▶ Exercise:
Copy all lines in which the word "this" can be found.

··· Supplied records ···

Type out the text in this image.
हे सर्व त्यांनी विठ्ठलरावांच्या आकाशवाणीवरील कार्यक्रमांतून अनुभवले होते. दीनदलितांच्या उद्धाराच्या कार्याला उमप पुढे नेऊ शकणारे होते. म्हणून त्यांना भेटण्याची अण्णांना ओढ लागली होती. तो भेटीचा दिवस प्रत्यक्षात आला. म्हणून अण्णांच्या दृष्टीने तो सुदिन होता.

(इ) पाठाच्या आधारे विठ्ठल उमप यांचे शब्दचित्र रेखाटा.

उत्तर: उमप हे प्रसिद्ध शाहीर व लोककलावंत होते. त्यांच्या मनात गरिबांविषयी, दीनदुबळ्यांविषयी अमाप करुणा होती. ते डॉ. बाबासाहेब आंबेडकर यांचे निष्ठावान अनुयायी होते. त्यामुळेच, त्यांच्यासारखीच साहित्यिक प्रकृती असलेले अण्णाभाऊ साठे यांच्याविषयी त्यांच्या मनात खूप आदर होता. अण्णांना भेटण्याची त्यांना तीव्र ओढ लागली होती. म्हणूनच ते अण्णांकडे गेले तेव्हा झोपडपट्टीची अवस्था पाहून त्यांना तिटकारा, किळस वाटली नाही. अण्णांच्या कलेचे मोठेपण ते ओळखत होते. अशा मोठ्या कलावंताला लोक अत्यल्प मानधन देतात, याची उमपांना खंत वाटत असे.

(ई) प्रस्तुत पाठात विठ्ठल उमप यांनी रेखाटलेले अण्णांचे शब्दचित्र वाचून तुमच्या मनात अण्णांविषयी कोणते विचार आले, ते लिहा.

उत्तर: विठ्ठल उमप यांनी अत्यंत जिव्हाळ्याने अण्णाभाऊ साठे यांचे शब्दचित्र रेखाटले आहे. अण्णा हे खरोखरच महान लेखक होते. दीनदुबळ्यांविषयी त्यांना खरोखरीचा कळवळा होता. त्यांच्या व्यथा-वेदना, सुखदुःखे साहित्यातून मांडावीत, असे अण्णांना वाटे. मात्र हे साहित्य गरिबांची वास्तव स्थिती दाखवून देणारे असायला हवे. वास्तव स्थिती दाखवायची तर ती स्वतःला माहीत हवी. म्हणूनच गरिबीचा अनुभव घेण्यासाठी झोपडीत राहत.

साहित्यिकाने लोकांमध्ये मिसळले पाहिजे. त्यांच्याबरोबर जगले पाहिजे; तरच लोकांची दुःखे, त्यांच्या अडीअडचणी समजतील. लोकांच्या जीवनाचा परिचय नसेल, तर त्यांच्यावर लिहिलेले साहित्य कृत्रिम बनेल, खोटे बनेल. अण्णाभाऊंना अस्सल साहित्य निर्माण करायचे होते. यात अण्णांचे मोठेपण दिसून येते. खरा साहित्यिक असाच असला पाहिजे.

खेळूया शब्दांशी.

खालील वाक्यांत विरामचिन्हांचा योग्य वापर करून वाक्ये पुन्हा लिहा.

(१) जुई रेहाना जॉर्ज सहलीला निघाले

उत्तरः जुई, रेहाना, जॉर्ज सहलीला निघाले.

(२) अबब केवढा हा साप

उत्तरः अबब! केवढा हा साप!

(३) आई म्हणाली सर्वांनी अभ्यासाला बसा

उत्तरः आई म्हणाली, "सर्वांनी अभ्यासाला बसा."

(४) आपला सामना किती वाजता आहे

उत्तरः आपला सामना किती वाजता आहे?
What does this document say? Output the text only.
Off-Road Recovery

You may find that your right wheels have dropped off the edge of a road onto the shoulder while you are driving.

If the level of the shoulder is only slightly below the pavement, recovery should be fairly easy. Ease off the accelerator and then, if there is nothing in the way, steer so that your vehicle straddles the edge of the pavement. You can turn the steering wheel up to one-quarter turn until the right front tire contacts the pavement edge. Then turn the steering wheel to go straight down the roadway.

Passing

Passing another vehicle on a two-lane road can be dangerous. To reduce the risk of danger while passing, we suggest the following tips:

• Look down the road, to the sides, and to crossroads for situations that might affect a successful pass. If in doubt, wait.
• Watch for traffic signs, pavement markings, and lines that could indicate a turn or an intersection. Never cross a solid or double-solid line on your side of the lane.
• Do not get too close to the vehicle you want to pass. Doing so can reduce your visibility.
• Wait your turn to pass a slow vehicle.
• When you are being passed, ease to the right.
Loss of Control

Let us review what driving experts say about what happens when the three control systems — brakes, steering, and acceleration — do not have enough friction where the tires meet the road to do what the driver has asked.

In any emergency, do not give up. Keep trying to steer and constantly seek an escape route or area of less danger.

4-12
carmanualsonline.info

···

▶ Response to the task:
Type out the text in this image.
What does this document say? Output the text only.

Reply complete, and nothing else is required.